=== WHAT IS EXPECTED ===
Find each line with "valence" and copy it.

Excerpt from a dataset:
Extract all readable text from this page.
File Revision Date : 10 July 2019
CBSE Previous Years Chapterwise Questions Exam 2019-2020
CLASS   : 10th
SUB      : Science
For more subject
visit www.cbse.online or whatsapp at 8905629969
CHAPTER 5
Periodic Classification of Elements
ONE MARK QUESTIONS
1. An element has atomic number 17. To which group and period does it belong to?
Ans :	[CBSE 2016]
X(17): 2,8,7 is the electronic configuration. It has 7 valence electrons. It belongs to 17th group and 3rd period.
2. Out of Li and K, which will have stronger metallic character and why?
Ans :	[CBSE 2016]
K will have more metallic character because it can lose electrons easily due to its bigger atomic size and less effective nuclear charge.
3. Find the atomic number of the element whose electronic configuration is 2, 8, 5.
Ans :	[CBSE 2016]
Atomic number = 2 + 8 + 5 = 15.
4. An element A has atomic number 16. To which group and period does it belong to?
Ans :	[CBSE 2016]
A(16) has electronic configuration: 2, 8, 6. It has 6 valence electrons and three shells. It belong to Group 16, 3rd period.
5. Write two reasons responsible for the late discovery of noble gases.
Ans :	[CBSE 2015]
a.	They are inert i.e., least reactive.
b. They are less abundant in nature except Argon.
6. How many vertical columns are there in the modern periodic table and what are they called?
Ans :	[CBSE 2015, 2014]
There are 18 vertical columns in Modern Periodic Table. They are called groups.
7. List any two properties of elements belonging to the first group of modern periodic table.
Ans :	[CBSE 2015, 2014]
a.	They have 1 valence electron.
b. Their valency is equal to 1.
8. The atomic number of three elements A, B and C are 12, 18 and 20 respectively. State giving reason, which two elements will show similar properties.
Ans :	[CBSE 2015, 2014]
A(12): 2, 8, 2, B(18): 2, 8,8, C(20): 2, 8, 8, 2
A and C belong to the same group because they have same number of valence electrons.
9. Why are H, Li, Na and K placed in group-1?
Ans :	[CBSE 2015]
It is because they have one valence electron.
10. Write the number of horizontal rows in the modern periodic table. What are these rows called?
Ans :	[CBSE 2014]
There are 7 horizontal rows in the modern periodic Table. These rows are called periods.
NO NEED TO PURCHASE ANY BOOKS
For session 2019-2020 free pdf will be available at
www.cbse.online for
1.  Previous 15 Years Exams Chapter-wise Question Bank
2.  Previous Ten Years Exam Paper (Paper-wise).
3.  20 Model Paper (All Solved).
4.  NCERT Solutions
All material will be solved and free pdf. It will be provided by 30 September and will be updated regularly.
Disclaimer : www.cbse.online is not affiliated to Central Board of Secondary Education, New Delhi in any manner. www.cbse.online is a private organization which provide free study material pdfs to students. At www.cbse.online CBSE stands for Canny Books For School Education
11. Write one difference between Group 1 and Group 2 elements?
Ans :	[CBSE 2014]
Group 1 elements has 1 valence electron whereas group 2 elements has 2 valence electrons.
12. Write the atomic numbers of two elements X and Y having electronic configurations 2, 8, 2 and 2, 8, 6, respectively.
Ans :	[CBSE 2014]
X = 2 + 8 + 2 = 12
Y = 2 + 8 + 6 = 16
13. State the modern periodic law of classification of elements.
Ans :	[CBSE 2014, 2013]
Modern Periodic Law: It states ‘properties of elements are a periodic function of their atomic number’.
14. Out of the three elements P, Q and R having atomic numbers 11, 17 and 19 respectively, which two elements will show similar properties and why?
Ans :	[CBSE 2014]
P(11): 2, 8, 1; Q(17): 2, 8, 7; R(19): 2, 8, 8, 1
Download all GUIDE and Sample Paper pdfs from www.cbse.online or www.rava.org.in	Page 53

=== ANSWER TO THIS TASK ===
X(17): 2,8,7 is the electronic configuration. It has 7 valence electrons. It belongs to 17th group and 3rd period.
A(16) has electronic configuration: 2, 8, 6. It has 6 valence electrons and three shells. It belong to Group 16, 3rd period.
a.	They have 1 valence electron.
A and C belong to the same group because they have same number of valence electrons.
It is because they have one valence electron.
Group 1 elements has 1 valence electron whereas group 2 elements has 2 valence electrons.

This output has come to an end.